#### REQUIRED WORK
Using the records that follow, copy every line containing the word "comme".

#### RECORDS PROVIDED
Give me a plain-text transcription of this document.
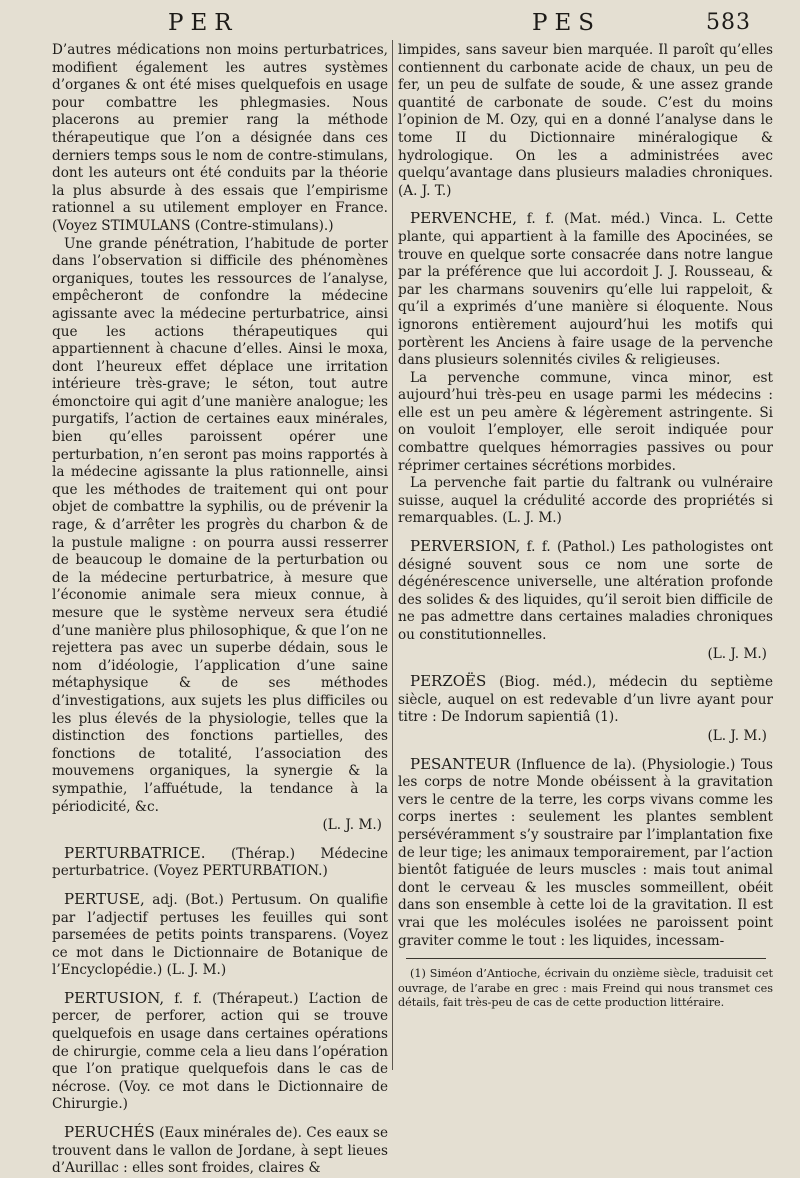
PER	PES	583

D’autres médications non moins perturbatrices, modifient également les autres systèmes d’organes & ont été mises quelquefois en usage pour combattre les phlegmasies. Nous placerons au premier rang la méthode thérapeutique que l’on a désignée dans ces derniers temps sous le nom de contre-stimulans, dont les auteurs ont été conduits par la théorie la plus absurde à des essais que l’empirisme rationnel a su utilement employer en France. (Voyez STIMULANS (Contre-stimulans).)

Une grande pénétration, l’habitude de porter dans l’observation si difficile des phénomènes organiques, toutes les ressources de l’analyse, empêcheront de confondre la médecine agissante avec la médecine perturbatrice, ainsi que les actions thérapeutiques qui appartiennent à chacune d’elles. Ainsi le moxa, dont l’heureux effet déplace une irritation intérieure très-grave; le séton, tout autre émonctoire qui agit d’une manière analogue; les purgatifs, l’action de certaines eaux minérales, bien qu’elles paroissent opérer une perturbation, n’en seront pas moins rapportés à la médecine agissante la plus rationnelle, ainsi que les méthodes de traitement qui ont pour objet de combattre la syphilis, ou de prévenir la rage, & d’arrêter les progrès du charbon & de la pustule maligne : on pourra aussi resserrer de beaucoup le domaine de la perturbation ou de la médecine perturbatrice, à mesure que l’économie animale sera mieux connue, à mesure que le système nerveux sera étudié d’une manière plus philosophique, & que l’on ne rejettera pas avec un superbe dédain, sous le nom d’idéologie, l’application d’une saine métaphysique & de ses méthodes d’investigations, aux sujets les plus difficiles ou les plus élevés de la physiologie, telles que la distinction des fonctions partielles, des fonctions de totalité, l’association des mouvemens organiques, la synergie & la sympathie, l’affuétude, la tendance à la périodicité, &c.

(L. J. M.)

PERTURBATRICE. (Thérap.) Médecine perturbatrice. (Voyez PERTURBATION.)

PERTUSE, adj. (Bot.) Pertusum. On qualifie par l’adjectif pertuses les feuilles qui sont parsemées de petits points transparens. (Voyez ce mot dans le Dictionnaire de Botanique de l’Encyclopédie.) (L. J. M.)

PERTUSION, f. f. (Thérapeut.) L’action de percer, de perforer, action qui se trouve quelquefois en usage dans certaines opérations de chirurgie, comme cela a lieu dans l’opération que l’on pratique quelquefois dans le cas de nécrose. (Voy. ce mot dans le Dictionnaire de Chirurgie.)

PERUCHÉS (Eaux minérales de). Ces eaux se trouvent dans le vallon de Jordane, à sept lieues d’Aurillac : elles sont froides, claires &

limpides, sans saveur bien marquée. Il paroît qu’elles contiennent du carbonate acide de chaux, un peu de fer, un peu de sulfate de soude, & une assez grande quantité de carbonate de soude. C’est du moins l’opinion de M. Ozy, qui en a donné l’analyse dans le tome II du Dictionnaire minéralogique & hydrologique. On les a administrées avec quelqu’avantage dans plusieurs maladies chroniques. (A. J. T.)

PERVENCHE, f. f. (Mat. méd.) Vinca. L. Cette plante, qui appartient à la famille des Apocinées, se trouve en quelque sorte consacrée dans notre langue par la préférence que lui accordoit J. J. Rousseau, & par les charmans souvenirs qu’elle lui rappeloit, & qu’il a exprimés d’une manière si éloquente. Nous ignorons entièrement aujourd’hui les motifs qui portèrent les Anciens à faire usage de la pervenche dans plusieurs solennités civiles & religieuses.

La pervenche commune, vinca minor, est aujourd’hui très-peu en usage parmi les médecins : elle est un peu amère & légèrement astringente. Si on vouloit l’employer, elle seroit indiquée pour combattre quelques hémorragies passives ou pour réprimer certaines sécrétions morbides.

La pervenche fait partie du faltrank ou vulnéraire suisse, auquel la crédulité accorde des propriétés si remarquables. (L. J. M.)

PERVERSION, f. f. (Pathol.) Les pathologistes ont désigné souvent sous ce nom une sorte de dégénérescence universelle, une altération profonde des solides & des liquides, qu’il seroit bien difficile de ne pas admettre dans certaines maladies chroniques ou constitutionnelles.

(L. J. M.)

PERZOËS (Biog. méd.), médecin du septième siècle, auquel on est redevable d’un livre ayant pour titre : De Indorum sapientiâ (1).

(L. J. M.)

PESANTEUR (Influence de la). (Physiologie.) Tous les corps de notre Monde obéissent à la gravitation vers le centre de la terre, les corps vivans comme les corps inertes : seulement les plantes semblent persévéramment s’y soustraire par l’implantation fixe de leur tige; les animaux temporairement, par l’action bientôt fatiguée de leurs muscles : mais tout animal dont le cerveau & les muscles sommeillent, obéit dans son ensemble à cette loi de la gravitation. Il est vrai que les molécules isolées ne paroissent point graviter comme le tout : les liquides, incessam-

(1) Siméon d’Antioche, écrivain du onzième siècle, traduisit cet ouvrage, de l’arabe en grec : mais Freind qui nous transmet ces détails, fait très-peu de cas de cette production littéraire.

#### SOLUTION TO THIS EXERCISE
PERTUSION, f. f. (Thérapeut.) L’action de percer, de perforer, action qui se trouve quelquefois en usage dans certaines opérations de chirurgie, comme cela a lieu dans l’opération que l’on pratique quelquefois dans le cas de nécrose. (Voy. ce mot dans le Dictionnaire de Chirurgie.)
PESANTEUR (Influence de la). (Physiologie.) Tous les corps de notre Monde obéissent à la gravitation vers le centre de la terre, les corps vivans comme les corps inertes : seulement les plantes semblent persévéramment s’y soustraire par l’implantation fixe de leur tige; les animaux temporairement, par l’action bientôt fatiguée de leurs muscles : mais tout animal dont le cerveau & les muscles sommeillent, obéit dans son ensemble à cette loi de la gravitation. Il est vrai que les molécules isolées ne paroissent point graviter comme le tout : les liquides, incessam-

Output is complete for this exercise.